• [STATED EXERCISE]: Find every line in the records below that contains the word "World", and copy each such line.

• [DATA PROVIDED]:

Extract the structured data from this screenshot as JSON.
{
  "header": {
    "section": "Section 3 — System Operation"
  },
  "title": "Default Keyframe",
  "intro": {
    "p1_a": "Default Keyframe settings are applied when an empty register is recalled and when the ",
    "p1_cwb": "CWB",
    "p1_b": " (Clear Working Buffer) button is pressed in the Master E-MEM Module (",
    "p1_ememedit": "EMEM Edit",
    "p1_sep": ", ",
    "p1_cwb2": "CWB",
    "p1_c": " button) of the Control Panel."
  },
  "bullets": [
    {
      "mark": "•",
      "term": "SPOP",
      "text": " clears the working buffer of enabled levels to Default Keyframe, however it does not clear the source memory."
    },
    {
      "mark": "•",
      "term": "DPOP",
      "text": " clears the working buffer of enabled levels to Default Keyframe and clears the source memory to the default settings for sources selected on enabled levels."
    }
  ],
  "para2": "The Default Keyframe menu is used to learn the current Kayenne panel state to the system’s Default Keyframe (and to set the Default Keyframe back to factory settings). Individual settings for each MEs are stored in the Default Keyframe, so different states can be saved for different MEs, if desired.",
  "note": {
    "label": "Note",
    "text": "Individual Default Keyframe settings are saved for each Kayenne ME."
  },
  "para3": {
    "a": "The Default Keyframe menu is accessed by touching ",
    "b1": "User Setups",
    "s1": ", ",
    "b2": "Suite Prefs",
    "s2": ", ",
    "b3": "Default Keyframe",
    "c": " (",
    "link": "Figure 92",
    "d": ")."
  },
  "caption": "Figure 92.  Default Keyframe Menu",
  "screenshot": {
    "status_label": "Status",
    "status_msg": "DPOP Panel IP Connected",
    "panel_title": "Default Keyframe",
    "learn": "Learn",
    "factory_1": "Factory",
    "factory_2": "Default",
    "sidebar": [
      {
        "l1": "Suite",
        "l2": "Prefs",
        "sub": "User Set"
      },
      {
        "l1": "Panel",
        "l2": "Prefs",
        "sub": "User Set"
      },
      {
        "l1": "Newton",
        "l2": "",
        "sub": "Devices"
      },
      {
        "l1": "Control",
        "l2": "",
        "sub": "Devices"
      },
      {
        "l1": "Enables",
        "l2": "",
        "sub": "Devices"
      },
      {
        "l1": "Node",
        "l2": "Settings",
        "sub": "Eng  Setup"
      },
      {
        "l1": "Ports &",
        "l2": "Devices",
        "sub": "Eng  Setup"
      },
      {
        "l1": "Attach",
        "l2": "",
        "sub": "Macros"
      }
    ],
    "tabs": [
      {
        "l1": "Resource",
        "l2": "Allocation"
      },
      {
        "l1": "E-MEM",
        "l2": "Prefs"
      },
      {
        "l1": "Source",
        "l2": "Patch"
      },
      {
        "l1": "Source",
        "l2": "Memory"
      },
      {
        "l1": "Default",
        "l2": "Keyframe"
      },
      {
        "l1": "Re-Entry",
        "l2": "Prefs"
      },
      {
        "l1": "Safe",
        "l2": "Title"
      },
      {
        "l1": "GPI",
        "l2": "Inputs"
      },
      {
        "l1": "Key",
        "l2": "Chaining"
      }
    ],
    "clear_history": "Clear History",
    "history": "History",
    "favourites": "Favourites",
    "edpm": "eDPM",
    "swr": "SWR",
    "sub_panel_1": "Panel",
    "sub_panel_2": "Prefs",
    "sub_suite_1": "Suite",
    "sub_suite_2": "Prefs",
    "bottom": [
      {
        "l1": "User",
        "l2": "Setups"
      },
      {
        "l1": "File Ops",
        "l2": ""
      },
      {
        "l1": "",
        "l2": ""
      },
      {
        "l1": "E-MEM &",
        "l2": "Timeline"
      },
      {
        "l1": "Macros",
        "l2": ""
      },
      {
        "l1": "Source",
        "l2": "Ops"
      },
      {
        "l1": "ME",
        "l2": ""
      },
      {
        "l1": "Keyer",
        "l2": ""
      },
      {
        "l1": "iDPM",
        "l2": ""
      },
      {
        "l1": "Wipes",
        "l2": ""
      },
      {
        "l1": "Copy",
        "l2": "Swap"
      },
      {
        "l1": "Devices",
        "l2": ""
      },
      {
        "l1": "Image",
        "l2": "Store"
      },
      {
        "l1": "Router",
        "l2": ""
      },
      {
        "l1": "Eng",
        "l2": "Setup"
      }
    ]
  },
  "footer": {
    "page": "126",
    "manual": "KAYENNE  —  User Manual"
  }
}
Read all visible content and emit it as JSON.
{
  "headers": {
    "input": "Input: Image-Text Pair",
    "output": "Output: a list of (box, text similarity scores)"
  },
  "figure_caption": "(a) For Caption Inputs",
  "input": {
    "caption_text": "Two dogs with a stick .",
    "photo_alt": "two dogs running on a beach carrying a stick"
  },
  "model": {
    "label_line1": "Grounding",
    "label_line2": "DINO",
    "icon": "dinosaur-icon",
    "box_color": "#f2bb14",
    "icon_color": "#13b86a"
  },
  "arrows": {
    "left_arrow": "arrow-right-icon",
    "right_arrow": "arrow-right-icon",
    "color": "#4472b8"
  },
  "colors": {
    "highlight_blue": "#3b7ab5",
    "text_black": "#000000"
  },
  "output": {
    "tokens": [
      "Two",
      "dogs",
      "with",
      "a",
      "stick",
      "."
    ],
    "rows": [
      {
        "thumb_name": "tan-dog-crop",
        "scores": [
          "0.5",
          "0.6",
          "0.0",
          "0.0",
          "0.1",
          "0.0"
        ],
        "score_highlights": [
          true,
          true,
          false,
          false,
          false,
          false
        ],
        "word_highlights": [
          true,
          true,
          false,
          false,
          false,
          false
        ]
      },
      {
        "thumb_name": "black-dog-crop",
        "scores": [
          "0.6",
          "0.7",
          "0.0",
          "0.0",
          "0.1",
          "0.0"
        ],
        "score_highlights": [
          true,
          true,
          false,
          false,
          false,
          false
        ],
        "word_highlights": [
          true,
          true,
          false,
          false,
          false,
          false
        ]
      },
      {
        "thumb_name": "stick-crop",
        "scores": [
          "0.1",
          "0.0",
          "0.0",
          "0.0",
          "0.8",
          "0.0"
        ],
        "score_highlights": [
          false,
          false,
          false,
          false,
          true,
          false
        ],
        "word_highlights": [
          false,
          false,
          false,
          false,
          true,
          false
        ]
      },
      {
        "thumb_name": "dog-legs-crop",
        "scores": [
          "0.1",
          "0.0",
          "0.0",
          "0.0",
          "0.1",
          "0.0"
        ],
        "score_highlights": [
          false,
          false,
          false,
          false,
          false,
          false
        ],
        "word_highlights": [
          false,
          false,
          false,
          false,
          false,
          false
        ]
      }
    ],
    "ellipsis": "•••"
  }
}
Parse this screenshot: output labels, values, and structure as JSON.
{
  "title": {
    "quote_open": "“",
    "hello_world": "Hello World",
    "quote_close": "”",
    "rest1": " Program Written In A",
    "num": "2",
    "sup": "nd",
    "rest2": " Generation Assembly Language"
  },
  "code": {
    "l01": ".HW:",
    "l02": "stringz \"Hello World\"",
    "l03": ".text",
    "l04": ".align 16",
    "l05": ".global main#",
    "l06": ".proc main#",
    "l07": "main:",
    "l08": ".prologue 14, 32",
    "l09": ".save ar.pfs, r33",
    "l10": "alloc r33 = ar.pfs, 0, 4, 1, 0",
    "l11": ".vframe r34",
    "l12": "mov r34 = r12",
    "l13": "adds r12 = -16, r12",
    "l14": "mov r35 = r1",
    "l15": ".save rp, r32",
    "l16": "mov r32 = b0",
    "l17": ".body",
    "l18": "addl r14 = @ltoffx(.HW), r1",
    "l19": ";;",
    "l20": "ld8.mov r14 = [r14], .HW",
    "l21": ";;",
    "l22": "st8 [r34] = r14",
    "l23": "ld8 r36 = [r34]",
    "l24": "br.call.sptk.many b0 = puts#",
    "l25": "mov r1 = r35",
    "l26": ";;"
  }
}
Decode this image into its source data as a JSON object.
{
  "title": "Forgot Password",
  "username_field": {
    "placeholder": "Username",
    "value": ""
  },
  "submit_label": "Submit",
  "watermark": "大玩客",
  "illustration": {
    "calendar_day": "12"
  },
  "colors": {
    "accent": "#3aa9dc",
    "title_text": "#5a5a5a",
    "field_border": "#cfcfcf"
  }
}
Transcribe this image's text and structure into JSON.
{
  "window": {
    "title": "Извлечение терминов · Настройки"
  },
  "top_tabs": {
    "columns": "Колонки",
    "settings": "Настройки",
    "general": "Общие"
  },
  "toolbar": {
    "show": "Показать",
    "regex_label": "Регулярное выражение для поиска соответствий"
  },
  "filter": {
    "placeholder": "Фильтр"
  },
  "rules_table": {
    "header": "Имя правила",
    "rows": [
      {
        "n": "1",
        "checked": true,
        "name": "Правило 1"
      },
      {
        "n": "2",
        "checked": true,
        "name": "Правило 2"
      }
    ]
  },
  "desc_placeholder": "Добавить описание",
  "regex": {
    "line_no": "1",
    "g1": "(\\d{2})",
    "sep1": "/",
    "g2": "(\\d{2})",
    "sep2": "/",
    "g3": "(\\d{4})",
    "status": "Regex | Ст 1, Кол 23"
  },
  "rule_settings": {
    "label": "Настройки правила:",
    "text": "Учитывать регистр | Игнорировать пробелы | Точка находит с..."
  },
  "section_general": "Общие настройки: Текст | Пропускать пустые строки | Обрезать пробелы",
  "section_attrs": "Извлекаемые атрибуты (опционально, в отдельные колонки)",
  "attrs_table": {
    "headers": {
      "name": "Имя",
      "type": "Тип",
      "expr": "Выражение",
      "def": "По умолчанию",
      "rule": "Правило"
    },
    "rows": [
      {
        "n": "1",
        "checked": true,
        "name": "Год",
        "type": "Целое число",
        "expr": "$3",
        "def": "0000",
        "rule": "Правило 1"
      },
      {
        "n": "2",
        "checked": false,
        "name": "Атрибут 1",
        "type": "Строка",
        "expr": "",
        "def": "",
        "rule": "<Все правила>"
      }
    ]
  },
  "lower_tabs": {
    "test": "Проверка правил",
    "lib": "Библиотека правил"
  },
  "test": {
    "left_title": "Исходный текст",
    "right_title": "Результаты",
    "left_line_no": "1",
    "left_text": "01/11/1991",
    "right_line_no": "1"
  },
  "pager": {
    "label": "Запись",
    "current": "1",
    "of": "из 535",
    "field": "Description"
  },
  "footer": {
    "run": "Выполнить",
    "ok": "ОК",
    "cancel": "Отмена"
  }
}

• [THE REPLY]:
    "hello_world": "Hello World",
    "l02": "stringz \"Hello World\"",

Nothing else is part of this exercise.